## Quoted passage

Istanbul was a really interesting place to spend six days. There are a lot of famous sights which are spectacular. The Blue Mosque and Hagia Sophia in particular were awesome.
The park area between the two is popular. There were a lot of families and groups of friends there. Many were getting ready to break the fast as it was Ramadan. There was a lot of perceptible excitement as the food came out and the sun dropped lower.
The Hagia Sophia was fascinating. It’s the photo above with the purple fountain. It’s a was built as a cathedral and became a mosque. It’s final incarnation is that of a museum, ever since Ataturk decreed it to be the case in 1931. This conversion from religious use to secular is fascinating to me. A conversion like this must have cost some serious political capital. Atatürk is still a cult of personality here – ubiquitous as the face on the money, a common postcard, a piece of street art and the namesake for a slew of infrastructure. I like to find a good biography on the man whose namesake is “Father of the Turks” who truly created the nation in his own image. It’s amazing to have been that progressive so long ago (i.e. women’s suffrage ahead of some of the prominent European countries like France and Italy.) Enter a reforms, a new alphabet based on Latin, compulsory primary education and a modern republic. Ataturk seems to have had mixed a lot of traits that appeared later being handy with a gun like Teddy Roosevelt, the presence of a Winston Churchill and the statecraft of a FDR. And politics is easier then you’re in absolute control like Stalin I suppose — which usually doesn’t work out too well. Pulling out the religiosity of the beloved Hagia Sophia and implementing Western dress and attire are symbolic. Perhaps the true legacy is in education. I was shocked to have not learned any words in Turkish. I’m clearly no linguistic prodigy but the basics accrue from necessity. No matter where I seemed to be, kiosks off the beaten track or kabob stands, everyone had a workable command of English.
The people were very kind. On the way out to the airport needed some small change to make the two-part tram and metro connections, and had 80% of it. I decided to drop by my routine kiosk to buy one last water to break a 20 Lira ($10 Cdn) note. With the big backpack in tow I was clearly headed out of town so the fellow who I’d been to see a dozen times prior insisted that he give it to me for free. It was very nice and we chatted a bit. I left to the tram, very pleased, until I realized I’d completely forgot about the reason for my purchase. This meant I put a 20 into the machine and seemed to win a slot machine victory. One token and 17 coins, 1 Lira each, came cascading out. Small change has been a struggle for me, so this sea of metal got spent with a vengeance on junk food at the airport because I accidentally bring it to Jordon or beyond I’m stuck with it.
On the way in I grabbed a seat and tried to fix my wonky zipper for about 5 minutes. The fellow across eventually must have gotten tired of the noise and offered to help. He struggled with it and the end solution, prior to me hauling out my duct tape, was to pen in my old Nike runners with the two sliders and ignore the broken zipper line. He turned out to be an Italian studying business in Turkey. There is no punchline to the joke of ”how many MBAs does it take to fix a zipper” as it’s still up in the air.

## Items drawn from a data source
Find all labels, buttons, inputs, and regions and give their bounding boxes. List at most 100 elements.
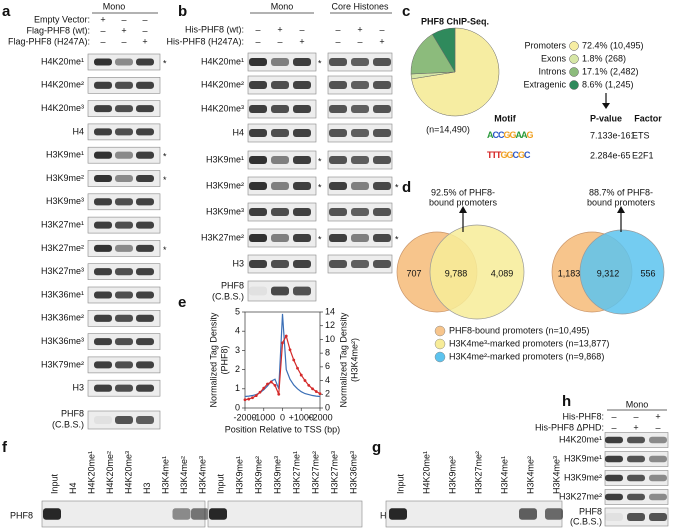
- data-point: [281, 341, 284, 345]
- band: [115, 416, 133, 424]
- legend-label: Exons: [541, 53, 567, 63]
- band: [627, 513, 645, 521]
- row-label: PHF8: [10, 510, 33, 520]
- total-label: (n=14,490): [426, 124, 470, 134]
- band: [136, 338, 154, 346]
- y2-axis-note: (H3K4me²): [349, 338, 359, 382]
- band: [136, 361, 154, 369]
- blot: [207, 500, 363, 528]
- band: [373, 105, 391, 113]
- band: [115, 361, 133, 369]
- significance-marker: *: [395, 234, 399, 244]
- band: [249, 156, 267, 164]
- band: [373, 182, 391, 190]
- band: [329, 208, 347, 216]
- data-point: [262, 386, 266, 390]
- lane-label: H3K4me³: [197, 456, 207, 494]
- legend-value: 1.8% (268): [582, 53, 626, 63]
- condition-sign: –: [299, 24, 304, 34]
- band: [373, 260, 391, 268]
- venn-count: 1,183: [558, 268, 581, 278]
- band: [351, 81, 369, 89]
- band: [293, 58, 311, 66]
- band: [605, 436, 623, 444]
- group-header: Mono: [271, 1, 294, 11]
- condition-sign: –: [655, 422, 660, 432]
- band: [115, 58, 133, 66]
- band: [136, 81, 154, 89]
- band: [271, 81, 289, 89]
- band: [351, 234, 369, 242]
- legend-swatch: [569, 67, 579, 77]
- lane-label: H4K20me¹: [86, 451, 96, 494]
- condition-label: Flag-PHF8 (H247A):: [8, 36, 90, 46]
- band: [351, 260, 369, 268]
- row-label: H3K27me²: [201, 232, 244, 242]
- condition-sign: –: [277, 36, 282, 46]
- condition-label: His-PHF8:: [562, 411, 604, 421]
- band: [136, 244, 154, 252]
- band: [605, 513, 623, 521]
- venn-count: 9,788: [445, 268, 468, 278]
- significance-marker: *: [318, 182, 322, 192]
- band: [293, 182, 311, 190]
- band: [115, 244, 133, 252]
- data-point: [277, 392, 281, 396]
- band: [329, 58, 347, 66]
- venn-circle: [579, 229, 665, 315]
- band: [329, 260, 347, 268]
- legend-value: 17.1% (2,482): [582, 66, 639, 76]
- band: [373, 208, 391, 216]
- condition-sign: –: [121, 36, 126, 46]
- band: [136, 384, 154, 392]
- data-point: [288, 348, 292, 352]
- band: [115, 338, 133, 346]
- blot: [87, 53, 161, 71]
- row-label: H3K36me²: [41, 313, 84, 323]
- band: [271, 286, 289, 296]
- lane-label: H3K27me²: [473, 451, 483, 494]
- data-point: [284, 334, 288, 338]
- lane-label: Input: [215, 473, 225, 494]
- lane-label: H3K9me²: [253, 456, 263, 494]
- condition-label: Empty Vector:: [34, 14, 90, 24]
- data-point: [307, 383, 311, 387]
- row-label: H3K27me²: [41, 243, 84, 253]
- band: [136, 291, 154, 299]
- condition-sign: –: [611, 411, 616, 421]
- significance-marker: *: [318, 156, 322, 166]
- condition-sign: –: [379, 24, 384, 34]
- table-header: Motif: [494, 113, 516, 123]
- band: [351, 58, 369, 66]
- y2-tick-label: 12: [325, 320, 335, 330]
- significance-marker: *: [318, 58, 322, 68]
- y-axis-title: Normalized Tag Density: [208, 312, 218, 407]
- band: [94, 361, 112, 369]
- data-point: [311, 387, 314, 391]
- chart-title: PHF8 ChIP-Seq.: [421, 16, 489, 26]
- lane-label: H3K4me¹: [160, 456, 170, 494]
- pie-slice: [410, 33, 456, 75]
- panel-letter: f: [2, 439, 8, 456]
- data-point: [243, 398, 247, 402]
- condition-sign: –: [121, 14, 126, 24]
- row-label: H3K27me¹: [41, 219, 84, 229]
- band: [249, 129, 267, 137]
- data-point: [292, 358, 296, 362]
- condition-sign: +: [633, 422, 638, 432]
- row-label: H3K36me¹: [41, 289, 84, 299]
- condition-sign: –: [255, 36, 260, 46]
- band: [605, 455, 623, 463]
- band: [136, 416, 154, 424]
- band: [115, 174, 133, 183]
- lane-label: Input: [49, 473, 59, 494]
- band: [249, 182, 267, 190]
- lane-label: H4K20me²: [105, 451, 115, 494]
- row-label: PHF8: [221, 280, 244, 290]
- condition-sign: +: [277, 24, 282, 34]
- band: [373, 81, 391, 89]
- legend-label: H3K4me³-marked promoters (n=13,877): [449, 338, 609, 348]
- band: [249, 81, 267, 89]
- row-label: PHF8: [579, 506, 602, 516]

## Exercise
Write the next part of the Istanbul travel account, beginning right after its last sentence. These records were taken from a separate source.

## Exercise answer
One of the interesting parts of the trams is that they run on dedicated rail lines in the middle of the street. When It’s rush hour bad drivers will get stuck in the middle of the road. I saw cars not move for an entire green light cycle because a slew of cars (big Benzes, usually) would be blocking the intersection. The crazy part is when this happens to the trams. The cars have a standing capacity of 98 people and are usually pretty full. Say there are three cars to a train. I’m amazed they put up with this.
I did some quick math below, thinking that that wasting hundreds of peoples’ time would get expensive and quickly. That would make a great hypothetical fine. Unfortunately, it only came out to $22 based on my assumptions so I added an imaginary $300 surcharge on stupidity. Traffic chaos is obviously par for the course for a city with 12 million, but Istanbul does have a 2020 Olympics Games bid in so a starting to hammer home some civility on the road might help the case somewhat.
There was not always a lot of variety in the food. I didn’t notice too many grocery stores, yet there were a few small ones in the neighborhoods. The street food was invariably pretzels (a tough sell for me after the amazing German ones), fish sandwiches or some sort of sugary and sticky looking desert pretzel with a greenish tinge. On my last night I went to a sit-down place to class it up a little and had some meatballs. They ended up being square cubes of hamburger sort of like a meatloaf idea – and there was a lot of it. This was great because I stashed my leftovers and got to feed some friendly cats and dogs on the way home.
There was one final type of street food in the mix: street mussels. Normally street seafood is the only thing riskier than street meat, so I was fairly cautious. But I kept seeing people eat them – Turks more than tourists – and eventually decided to go for it. Picking the bones out of yet another fish sandwich (it would have been my 7th) was just not doing it for me. I devoured about 4 of the mussels which are stiffed with rice on my way to the ferry to do a tour of the Bosphorus Strait.
The ferry was very easy – it was just one more link in the Istanbul transit system. Pump in 3 Lira to a machine and out comes a token – good to go! It leaves from the European side and docks in Asia which is cool. Halfway through the trip it occurred to me that perhaps my pre-trip meal of mussels in the sun, in an unrefrigerated container, might not have been the best idea. Thankfully all was well. Taking Dukoral the oral cholera treatment may have had something to do with me being able to get away with this.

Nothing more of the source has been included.